-- BEGIN Given data --
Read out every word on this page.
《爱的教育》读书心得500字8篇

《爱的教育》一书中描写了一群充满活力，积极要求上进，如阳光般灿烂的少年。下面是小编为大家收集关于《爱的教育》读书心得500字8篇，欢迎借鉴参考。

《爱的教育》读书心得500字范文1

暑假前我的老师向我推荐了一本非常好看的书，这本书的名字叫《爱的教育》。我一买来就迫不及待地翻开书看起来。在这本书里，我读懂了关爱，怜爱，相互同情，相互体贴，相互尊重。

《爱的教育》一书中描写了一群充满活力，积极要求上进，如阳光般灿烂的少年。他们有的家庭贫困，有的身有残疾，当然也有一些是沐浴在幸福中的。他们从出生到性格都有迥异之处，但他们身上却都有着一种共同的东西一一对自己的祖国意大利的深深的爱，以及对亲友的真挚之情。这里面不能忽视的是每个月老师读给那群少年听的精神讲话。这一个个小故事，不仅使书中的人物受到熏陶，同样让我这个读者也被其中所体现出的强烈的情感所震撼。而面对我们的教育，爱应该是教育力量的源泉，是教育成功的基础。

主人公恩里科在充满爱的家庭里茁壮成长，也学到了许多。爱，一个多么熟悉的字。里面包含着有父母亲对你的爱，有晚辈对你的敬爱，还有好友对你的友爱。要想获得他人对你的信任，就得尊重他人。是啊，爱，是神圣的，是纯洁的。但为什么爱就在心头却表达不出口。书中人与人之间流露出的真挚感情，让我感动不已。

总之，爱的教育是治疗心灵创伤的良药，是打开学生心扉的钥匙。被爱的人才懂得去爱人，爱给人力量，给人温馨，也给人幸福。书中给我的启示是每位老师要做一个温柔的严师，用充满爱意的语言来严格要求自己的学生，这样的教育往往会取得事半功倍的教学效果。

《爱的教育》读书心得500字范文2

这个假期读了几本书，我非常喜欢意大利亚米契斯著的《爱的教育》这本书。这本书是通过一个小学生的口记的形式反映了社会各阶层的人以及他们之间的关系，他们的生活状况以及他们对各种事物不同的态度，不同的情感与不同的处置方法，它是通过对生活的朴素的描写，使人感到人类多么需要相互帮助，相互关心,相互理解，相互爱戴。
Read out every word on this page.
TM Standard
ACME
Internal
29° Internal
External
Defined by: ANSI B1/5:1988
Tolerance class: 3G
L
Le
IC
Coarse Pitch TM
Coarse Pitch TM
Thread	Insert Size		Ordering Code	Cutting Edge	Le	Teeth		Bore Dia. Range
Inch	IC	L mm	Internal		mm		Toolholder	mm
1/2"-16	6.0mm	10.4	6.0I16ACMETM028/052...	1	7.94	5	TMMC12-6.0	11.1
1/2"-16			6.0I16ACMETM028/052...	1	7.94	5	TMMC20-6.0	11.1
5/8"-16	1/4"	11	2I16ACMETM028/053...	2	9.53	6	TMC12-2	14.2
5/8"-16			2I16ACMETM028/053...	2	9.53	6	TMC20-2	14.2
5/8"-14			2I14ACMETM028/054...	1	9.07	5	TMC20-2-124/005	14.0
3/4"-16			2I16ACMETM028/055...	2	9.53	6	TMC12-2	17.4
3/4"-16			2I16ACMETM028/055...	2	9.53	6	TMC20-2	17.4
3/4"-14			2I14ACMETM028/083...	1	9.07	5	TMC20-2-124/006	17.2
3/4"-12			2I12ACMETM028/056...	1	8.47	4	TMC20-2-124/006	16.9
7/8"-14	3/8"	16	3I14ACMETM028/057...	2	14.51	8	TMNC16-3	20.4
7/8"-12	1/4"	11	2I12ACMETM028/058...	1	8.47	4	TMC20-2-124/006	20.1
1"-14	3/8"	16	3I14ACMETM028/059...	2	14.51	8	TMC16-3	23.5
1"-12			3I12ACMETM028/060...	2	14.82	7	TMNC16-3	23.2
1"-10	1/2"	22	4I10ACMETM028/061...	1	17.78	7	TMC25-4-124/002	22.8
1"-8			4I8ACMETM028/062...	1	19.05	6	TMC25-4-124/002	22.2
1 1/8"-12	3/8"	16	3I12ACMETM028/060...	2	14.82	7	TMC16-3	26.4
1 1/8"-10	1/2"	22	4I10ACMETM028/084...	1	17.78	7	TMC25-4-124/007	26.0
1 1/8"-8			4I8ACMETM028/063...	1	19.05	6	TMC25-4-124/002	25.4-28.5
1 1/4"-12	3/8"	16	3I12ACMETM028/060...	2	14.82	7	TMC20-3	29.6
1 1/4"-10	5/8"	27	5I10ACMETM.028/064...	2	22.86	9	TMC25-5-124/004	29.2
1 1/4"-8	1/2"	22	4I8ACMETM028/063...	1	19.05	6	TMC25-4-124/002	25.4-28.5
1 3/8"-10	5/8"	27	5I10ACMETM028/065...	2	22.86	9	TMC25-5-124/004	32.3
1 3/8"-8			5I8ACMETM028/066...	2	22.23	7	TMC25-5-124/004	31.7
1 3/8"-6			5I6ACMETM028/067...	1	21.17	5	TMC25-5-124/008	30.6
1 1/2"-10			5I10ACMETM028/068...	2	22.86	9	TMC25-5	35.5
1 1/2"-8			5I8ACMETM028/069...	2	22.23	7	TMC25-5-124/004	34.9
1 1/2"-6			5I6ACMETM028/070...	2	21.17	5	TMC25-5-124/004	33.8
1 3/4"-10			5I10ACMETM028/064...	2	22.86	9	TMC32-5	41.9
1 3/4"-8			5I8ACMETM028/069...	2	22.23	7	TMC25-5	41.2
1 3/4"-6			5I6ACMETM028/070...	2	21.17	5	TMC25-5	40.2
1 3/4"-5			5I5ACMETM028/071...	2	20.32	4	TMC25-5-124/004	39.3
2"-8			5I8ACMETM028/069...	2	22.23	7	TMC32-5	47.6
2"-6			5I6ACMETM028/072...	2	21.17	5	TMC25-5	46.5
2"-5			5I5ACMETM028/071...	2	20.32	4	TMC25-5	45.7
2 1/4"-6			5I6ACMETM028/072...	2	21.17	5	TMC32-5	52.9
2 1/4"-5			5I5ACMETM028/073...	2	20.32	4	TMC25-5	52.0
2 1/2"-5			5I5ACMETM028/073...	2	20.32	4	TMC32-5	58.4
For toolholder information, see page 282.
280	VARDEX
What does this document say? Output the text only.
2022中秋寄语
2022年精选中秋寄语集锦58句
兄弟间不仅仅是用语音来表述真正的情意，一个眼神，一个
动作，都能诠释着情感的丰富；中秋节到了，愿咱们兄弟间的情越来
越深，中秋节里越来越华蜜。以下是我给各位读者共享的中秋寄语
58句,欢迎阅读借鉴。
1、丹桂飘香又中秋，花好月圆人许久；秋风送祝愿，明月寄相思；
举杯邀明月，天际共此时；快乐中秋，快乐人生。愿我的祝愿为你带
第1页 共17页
-- END Given data --
■ Exercise objective ■
Repeat the records exactly, including every line.

■ Output ■
Read out every word on this page.
《爱的教育》读书心得500字8篇

《爱的教育》一书中描写了一群充满活力，积极要求上进，如阳光般灿烂的少年。下面是小编为大家收集关于《爱的教育》读书心得500字8篇，欢迎借鉴参考。

《爱的教育》读书心得500字范文1

暑假前我的老师向我推荐了一本非常好看的书，这本书的名字叫《爱的教育》。我一买来就迫不及待地翻开书看起来。在这本书里，我读懂了关爱，怜爱，相互同情，相互体贴，相互尊重。

《爱的教育》一书中描写了一群充满活力，积极要求上进，如阳光般灿烂的少年。他们有的家庭贫困，有的身有残疾，当然也有一些是沐浴在幸福中的。他们从出生到性格都有迥异之处，但他们身上却都有着一种共同的东西一一对自己的祖国意大利的深深的爱，以及对亲友的真挚之情。这里面不能忽视的是每个月老师读给那群少年听的精神讲话。这一个个小故事，不仅使书中的人物受到熏陶，同样让我这个读者也被其中所体现出的强烈的情感所震撼。而面对我们的教育，爱应该是教育力量的源泉，是教育成功的基础。

主人公恩里科在充满爱的家庭里茁壮成长，也学到了许多。爱，一个多么熟悉的字。里面包含着有父母亲对你的爱，有晚辈对你的敬爱，还有好友对你的友爱。要想获得他人对你的信任，就得尊重他人。是啊，爱，是神圣的，是纯洁的。但为什么爱就在心头却表达不出口。书中人与人之间流露出的真挚感情，让我感动不已。

总之，爱的教育是治疗心灵创伤的良药，是打开学生心扉的钥匙。被爱的人才懂得去爱人，爱给人力量，给人温馨，也给人幸福。书中给我的启示是每位老师要做一个温柔的严师，用充满爱意的语言来严格要求自己的学生，这样的教育往往会取得事半功倍的教学效果。

《爱的教育》读书心得500字范文2

这个假期读了几本书，我非常喜欢意大利亚米契斯著的《爱的教育》这本书。这本书是通过一个小学生的口记的形式反映了社会各阶层的人以及他们之间的关系，他们的生活状况以及他们对各种事物不同的态度，不同的情感与不同的处置方法，它是通过对生活的朴素的描写，使人感到人类多么需要相互帮助，相互关心,相互理解，相互爱戴。
Read out every word on this page.
TM Standard
ACME
Internal
29° Internal
External
Defined by: ANSI B1/5:1988
Tolerance class: 3G
L
Le
IC
Coarse Pitch TM
Coarse Pitch TM
Thread	Insert Size		Ordering Code	Cutting Edge	Le	Teeth		Bore Dia. Range
Inch	IC	L mm	Internal		mm		Toolholder	mm
1/2"-16	6.0mm	10.4	6.0I16ACMETM028/052...	1	7.94	5	TMMC12-6.0	11.1
1/2"-16			6.0I16ACMETM028/052...	1	7.94	5	TMMC20-6.0	11.1
5/8"-16	1/4"	11	2I16ACMETM028/053...	2	9.53	6	TMC12-2	14.2
5/8"-16			2I16ACMETM028/053...	2	9.53	6	TMC20-2	14.2
5/8"-14			2I14ACMETM028/054...	1	9.07	5	TMC20-2-124/005	14.0
3/4"-16			2I16ACMETM028/055...	2	9.53	6	TMC12-2	17.4
3/4"-16			2I16ACMETM028/055...	2	9.53	6	TMC20-2	17.4
3/4"-14			2I14ACMETM028/083...	1	9.07	5	TMC20-2-124/006	17.2
3/4"-12			2I12ACMETM028/056...	1	8.47	4	TMC20-2-124/006	16.9
7/8"-14	3/8"	16	3I14ACMETM028/057...	2	14.51	8	TMNC16-3	20.4
7/8"-12	1/4"	11	2I12ACMETM028/058...	1	8.47	4	TMC20-2-124/006	20.1
1"-14	3/8"	16	3I14ACMETM028/059...	2	14.51	8	TMC16-3	23.5
1"-12			3I12ACMETM028/060...	2	14.82	7	TMNC16-3	23.2
1"-10	1/2"	22	4I10ACMETM028/061...	1	17.78	7	TMC25-4-124/002	22.8
1"-8			4I8ACMETM028/062...	1	19.05	6	TMC25-4-124/002	22.2
1 1/8"-12	3/8"	16	3I12ACMETM028/060...	2	14.82	7	TMC16-3	26.4
1 1/8"-10	1/2"	22	4I10ACMETM028/084...	1	17.78	7	TMC25-4-124/007	26.0
1 1/8"-8			4I8ACMETM028/063...	1	19.05	6	TMC25-4-124/002	25.4-28.5
1 1/4"-12	3/8"	16	3I12ACMETM028/060...	2	14.82	7	TMC20-3	29.6
1 1/4"-10	5/8"	27	5I10ACMETM.028/064...	2	22.86	9	TMC25-5-124/004	29.2
1 1/4"-8	1/2"	22	4I8ACMETM028/063...	1	19.05	6	TMC25-4-124/002	25.4-28.5
1 3/8"-10	5/8"	27	5I10ACMETM028/065...	2	22.86	9	TMC25-5-124/004	32.3
1 3/8"-8			5I8ACMETM028/066...	2	22.23	7	TMC25-5-124/004	31.7
1 3/8"-6			5I6ACMETM028/067...	1	21.17	5	TMC25-5-124/008	30.6
1 1/2"-10			5I10ACMETM028/068...	2	22.86	9	TMC25-5	35.5
1 1/2"-8			5I8ACMETM028/069...	2	22.23	7	TMC25-5-124/004	34.9
1 1/2"-6			5I6ACMETM028/070...	2	21.17	5	TMC25-5-124/004	33.8
1 3/4"-10			5I10ACMETM028/064...	2	22.86	9	TMC32-5	41.9
1 3/4"-8			5I8ACMETM028/069...	2	22.23	7	TMC25-5	41.2
1 3/4"-6			5I6ACMETM028/070...	2	21.17	5	TMC25-5	40.2
1 3/4"-5			5I5ACMETM028/071...	2	20.32	4	TMC25-5-124/004	39.3
2"-8			5I8ACMETM028/069...	2	22.23	7	TMC32-5	47.6
2"-6			5I6ACMETM028/072...	2	21.17	5	TMC25-5	46.5
2"-5			5I5ACMETM028/071...	2	20.32	4	TMC25-5	45.7
2 1/4"-6			5I6ACMETM028/072...	2	21.17	5	TMC32-5	52.9
2 1/4"-5			5I5ACMETM028/073...	2	20.32	4	TMC25-5	52.0
2 1/2"-5			5I5ACMETM028/073...	2	20.32	4	TMC32-5	58.4
For toolholder information, see page 282.
280	VARDEX
What does this document say? Output the text only.
2022中秋寄语
2022年精选中秋寄语集锦58句
兄弟间不仅仅是用语音来表述真正的情意，一个眼神，一个
动作，都能诠释着情感的丰富；中秋节到了，愿咱们兄弟间的情越来
越深，中秋节里越来越华蜜。以下是我给各位读者共享的中秋寄语
58句,欢迎阅读借鉴。
1、丹桂飘香又中秋，花好月圆人许久；秋风送祝愿，明月寄相思；
举杯邀明月，天际共此时；快乐中秋，快乐人生。愿我的祝愿为你带
第1页 共17页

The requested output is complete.